* _BRIEF_:
In the entries, find all lines that hold the word "during" and copy them.

--- START ---

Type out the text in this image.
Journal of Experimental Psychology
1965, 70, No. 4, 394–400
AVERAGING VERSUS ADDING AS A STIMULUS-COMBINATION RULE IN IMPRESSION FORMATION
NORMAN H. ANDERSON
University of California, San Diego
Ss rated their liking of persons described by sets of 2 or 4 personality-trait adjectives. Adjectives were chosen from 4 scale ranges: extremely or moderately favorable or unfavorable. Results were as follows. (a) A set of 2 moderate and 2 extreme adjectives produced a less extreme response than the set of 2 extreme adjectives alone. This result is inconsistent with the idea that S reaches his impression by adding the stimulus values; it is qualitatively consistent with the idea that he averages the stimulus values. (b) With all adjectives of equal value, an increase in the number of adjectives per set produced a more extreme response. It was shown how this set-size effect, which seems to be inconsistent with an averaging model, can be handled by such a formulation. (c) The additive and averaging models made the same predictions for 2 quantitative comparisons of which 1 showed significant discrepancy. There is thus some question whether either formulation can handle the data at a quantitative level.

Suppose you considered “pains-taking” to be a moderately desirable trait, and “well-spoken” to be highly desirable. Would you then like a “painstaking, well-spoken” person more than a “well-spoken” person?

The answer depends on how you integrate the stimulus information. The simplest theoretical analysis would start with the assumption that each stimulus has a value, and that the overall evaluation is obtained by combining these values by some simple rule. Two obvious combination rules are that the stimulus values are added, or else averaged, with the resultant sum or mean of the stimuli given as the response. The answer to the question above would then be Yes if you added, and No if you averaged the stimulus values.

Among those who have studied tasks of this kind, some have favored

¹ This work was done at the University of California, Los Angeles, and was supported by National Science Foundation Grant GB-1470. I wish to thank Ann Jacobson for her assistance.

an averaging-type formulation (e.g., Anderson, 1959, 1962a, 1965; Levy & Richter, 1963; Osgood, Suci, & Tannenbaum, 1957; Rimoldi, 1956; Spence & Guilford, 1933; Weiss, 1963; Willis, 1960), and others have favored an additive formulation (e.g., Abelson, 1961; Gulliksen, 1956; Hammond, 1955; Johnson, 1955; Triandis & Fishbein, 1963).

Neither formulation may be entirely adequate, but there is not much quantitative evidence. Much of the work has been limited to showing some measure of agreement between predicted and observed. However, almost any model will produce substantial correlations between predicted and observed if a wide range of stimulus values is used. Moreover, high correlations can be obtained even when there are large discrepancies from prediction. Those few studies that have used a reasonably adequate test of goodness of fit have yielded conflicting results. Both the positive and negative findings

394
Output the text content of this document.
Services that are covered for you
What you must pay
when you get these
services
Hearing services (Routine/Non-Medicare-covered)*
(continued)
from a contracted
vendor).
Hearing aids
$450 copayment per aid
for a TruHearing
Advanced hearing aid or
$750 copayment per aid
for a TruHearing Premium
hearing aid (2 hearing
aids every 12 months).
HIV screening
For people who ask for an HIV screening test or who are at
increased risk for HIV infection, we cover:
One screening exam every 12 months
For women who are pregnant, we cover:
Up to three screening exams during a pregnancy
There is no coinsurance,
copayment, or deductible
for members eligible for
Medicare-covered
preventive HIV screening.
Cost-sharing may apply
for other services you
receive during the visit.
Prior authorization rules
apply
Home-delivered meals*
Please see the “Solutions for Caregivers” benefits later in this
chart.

--- END ---

* _ANSWER TO THIS TASK_:
Up to three screening exams during a pregnancy
receive during the visit.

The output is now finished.